_TASK GOAL:_ Lines that hold the string "ninstruction" are to be counted; give only their number.

_DATA FOR THE TASK:_
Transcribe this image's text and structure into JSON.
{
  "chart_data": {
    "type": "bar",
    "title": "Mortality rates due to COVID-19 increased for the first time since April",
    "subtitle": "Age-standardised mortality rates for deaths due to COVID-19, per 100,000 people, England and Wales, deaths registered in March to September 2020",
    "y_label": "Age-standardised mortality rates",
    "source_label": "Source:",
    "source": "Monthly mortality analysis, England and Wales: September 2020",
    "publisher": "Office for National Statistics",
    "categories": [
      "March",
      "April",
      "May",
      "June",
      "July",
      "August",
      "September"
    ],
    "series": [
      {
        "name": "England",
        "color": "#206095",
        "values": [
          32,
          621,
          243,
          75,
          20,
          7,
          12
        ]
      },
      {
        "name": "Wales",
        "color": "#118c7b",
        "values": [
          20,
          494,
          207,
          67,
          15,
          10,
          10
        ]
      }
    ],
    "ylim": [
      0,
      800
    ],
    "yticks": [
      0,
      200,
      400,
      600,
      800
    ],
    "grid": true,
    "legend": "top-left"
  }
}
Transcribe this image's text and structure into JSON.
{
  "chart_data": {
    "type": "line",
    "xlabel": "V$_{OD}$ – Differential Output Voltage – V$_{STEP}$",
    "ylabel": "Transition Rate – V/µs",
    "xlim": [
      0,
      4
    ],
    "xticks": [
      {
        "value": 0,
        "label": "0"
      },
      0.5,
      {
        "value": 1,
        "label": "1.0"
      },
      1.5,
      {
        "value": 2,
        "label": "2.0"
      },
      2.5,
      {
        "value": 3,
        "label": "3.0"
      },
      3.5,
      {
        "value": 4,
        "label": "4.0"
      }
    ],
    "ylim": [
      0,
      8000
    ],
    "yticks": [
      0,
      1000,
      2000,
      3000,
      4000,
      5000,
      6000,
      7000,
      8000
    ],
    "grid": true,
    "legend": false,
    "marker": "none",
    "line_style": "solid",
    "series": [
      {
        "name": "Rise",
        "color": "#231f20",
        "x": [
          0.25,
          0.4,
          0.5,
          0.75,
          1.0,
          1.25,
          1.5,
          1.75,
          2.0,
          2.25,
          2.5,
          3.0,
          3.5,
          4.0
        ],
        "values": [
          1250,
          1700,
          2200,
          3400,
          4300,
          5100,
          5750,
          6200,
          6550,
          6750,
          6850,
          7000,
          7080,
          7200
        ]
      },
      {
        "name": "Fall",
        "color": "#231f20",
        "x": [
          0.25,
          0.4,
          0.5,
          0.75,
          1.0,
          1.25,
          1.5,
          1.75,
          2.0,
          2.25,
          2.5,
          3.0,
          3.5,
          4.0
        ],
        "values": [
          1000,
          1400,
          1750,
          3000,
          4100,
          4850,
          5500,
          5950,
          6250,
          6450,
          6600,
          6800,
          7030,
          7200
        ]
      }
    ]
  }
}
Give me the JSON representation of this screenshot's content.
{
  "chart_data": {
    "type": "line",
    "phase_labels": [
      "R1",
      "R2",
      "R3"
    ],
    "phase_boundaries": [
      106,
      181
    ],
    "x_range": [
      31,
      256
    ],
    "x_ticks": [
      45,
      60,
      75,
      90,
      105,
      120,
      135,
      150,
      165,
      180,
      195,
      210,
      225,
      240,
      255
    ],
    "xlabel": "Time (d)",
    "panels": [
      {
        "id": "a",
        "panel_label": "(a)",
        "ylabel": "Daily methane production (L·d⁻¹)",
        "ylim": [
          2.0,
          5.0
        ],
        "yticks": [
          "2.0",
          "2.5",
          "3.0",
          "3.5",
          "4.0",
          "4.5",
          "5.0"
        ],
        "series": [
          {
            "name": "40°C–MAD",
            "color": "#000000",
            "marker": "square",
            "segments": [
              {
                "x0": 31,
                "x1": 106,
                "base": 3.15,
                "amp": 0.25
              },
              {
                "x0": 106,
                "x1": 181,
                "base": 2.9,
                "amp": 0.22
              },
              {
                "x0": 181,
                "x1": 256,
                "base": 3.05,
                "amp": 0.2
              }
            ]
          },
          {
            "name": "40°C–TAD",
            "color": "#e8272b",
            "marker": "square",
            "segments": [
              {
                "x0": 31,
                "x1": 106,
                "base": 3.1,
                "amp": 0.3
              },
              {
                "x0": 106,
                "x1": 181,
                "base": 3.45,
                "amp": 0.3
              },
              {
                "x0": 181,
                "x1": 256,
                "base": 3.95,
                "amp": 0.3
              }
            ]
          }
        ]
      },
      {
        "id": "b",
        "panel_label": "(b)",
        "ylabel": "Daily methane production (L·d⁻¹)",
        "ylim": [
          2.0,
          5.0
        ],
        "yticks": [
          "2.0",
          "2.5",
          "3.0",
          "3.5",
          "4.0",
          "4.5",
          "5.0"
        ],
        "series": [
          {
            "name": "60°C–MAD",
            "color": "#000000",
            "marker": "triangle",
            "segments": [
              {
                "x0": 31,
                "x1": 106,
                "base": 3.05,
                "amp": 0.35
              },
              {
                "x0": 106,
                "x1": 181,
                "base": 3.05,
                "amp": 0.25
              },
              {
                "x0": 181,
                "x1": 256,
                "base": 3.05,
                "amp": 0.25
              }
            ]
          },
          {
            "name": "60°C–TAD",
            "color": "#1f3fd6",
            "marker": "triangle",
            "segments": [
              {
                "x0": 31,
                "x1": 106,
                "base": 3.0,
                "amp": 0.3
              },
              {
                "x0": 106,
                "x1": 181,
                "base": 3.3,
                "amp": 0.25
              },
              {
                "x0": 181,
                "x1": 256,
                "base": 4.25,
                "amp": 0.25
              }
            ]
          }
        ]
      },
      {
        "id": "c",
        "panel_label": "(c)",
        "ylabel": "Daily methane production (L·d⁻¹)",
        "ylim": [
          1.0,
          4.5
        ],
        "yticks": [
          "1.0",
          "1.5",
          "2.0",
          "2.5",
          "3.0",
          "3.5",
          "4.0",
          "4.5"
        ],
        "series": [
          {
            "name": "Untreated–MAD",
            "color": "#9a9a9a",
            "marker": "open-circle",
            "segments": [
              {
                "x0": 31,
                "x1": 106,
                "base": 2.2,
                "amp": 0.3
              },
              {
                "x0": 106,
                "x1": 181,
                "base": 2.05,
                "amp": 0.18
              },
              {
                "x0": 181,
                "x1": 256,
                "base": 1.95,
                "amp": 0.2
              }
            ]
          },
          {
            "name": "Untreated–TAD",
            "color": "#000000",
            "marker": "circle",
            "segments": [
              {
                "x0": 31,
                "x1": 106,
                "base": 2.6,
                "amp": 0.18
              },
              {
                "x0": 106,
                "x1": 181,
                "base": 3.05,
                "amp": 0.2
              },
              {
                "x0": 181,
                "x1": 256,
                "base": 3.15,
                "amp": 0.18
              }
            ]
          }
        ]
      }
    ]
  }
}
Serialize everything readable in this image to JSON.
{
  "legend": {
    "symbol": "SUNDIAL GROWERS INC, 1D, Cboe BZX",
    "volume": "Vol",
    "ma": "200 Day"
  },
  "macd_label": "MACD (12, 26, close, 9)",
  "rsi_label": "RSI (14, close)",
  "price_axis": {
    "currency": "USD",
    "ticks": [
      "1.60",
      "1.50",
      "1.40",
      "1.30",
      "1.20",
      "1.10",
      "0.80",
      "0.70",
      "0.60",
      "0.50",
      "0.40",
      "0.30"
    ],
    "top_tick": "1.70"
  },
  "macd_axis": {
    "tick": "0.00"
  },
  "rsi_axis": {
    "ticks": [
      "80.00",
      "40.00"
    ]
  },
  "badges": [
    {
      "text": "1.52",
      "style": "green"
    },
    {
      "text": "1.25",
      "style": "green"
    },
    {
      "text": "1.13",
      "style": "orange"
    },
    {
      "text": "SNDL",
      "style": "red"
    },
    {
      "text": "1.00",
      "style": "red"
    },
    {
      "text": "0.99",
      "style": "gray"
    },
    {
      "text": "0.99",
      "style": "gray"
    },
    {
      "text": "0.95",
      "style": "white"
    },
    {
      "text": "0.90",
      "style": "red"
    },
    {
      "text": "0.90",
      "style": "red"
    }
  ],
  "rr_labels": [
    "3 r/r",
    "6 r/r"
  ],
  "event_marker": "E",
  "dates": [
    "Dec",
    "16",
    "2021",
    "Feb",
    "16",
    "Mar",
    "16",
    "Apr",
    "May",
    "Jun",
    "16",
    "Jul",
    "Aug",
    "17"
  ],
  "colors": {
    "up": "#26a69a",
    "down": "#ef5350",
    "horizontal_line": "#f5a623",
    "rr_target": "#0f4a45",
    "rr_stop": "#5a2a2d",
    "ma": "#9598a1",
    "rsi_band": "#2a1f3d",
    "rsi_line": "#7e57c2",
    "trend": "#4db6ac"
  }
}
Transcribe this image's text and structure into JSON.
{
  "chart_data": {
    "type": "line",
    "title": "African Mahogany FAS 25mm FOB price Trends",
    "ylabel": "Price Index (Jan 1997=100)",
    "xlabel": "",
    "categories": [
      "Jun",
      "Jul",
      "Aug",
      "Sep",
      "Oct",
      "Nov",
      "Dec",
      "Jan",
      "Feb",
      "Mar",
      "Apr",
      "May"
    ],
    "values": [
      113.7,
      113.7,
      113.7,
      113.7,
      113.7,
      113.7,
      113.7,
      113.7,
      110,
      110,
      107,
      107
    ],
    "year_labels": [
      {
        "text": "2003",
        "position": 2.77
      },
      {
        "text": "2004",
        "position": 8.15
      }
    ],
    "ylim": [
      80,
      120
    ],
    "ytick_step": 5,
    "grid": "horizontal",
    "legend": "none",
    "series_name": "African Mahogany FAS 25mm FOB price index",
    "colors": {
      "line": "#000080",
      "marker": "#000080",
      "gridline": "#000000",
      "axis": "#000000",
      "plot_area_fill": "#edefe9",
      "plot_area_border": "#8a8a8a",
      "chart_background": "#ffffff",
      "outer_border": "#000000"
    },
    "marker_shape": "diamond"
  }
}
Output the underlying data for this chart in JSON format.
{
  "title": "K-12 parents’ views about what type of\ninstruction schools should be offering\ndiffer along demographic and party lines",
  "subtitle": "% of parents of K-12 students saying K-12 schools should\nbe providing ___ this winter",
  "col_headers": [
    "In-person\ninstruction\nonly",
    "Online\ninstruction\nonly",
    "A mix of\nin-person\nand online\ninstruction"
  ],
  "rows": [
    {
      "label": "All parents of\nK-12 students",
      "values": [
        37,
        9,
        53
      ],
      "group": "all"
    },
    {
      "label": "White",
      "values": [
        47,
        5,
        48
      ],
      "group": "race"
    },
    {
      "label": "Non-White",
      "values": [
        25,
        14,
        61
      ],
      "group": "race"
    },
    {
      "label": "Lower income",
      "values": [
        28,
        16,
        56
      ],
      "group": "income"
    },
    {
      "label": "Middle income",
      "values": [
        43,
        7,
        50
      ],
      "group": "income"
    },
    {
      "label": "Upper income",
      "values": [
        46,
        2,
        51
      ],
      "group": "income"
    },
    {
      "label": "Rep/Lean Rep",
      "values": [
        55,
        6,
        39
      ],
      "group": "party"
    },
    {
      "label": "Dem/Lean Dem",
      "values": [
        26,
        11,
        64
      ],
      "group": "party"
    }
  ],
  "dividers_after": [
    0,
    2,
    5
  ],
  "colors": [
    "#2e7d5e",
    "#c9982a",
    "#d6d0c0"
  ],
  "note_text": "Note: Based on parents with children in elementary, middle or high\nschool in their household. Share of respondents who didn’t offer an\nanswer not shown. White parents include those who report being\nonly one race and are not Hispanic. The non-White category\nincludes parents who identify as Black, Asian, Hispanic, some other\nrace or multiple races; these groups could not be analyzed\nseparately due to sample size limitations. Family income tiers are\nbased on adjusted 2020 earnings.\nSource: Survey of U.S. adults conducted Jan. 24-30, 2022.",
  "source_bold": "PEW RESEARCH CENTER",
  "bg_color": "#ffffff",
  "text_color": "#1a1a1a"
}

_ANSWER:_ 4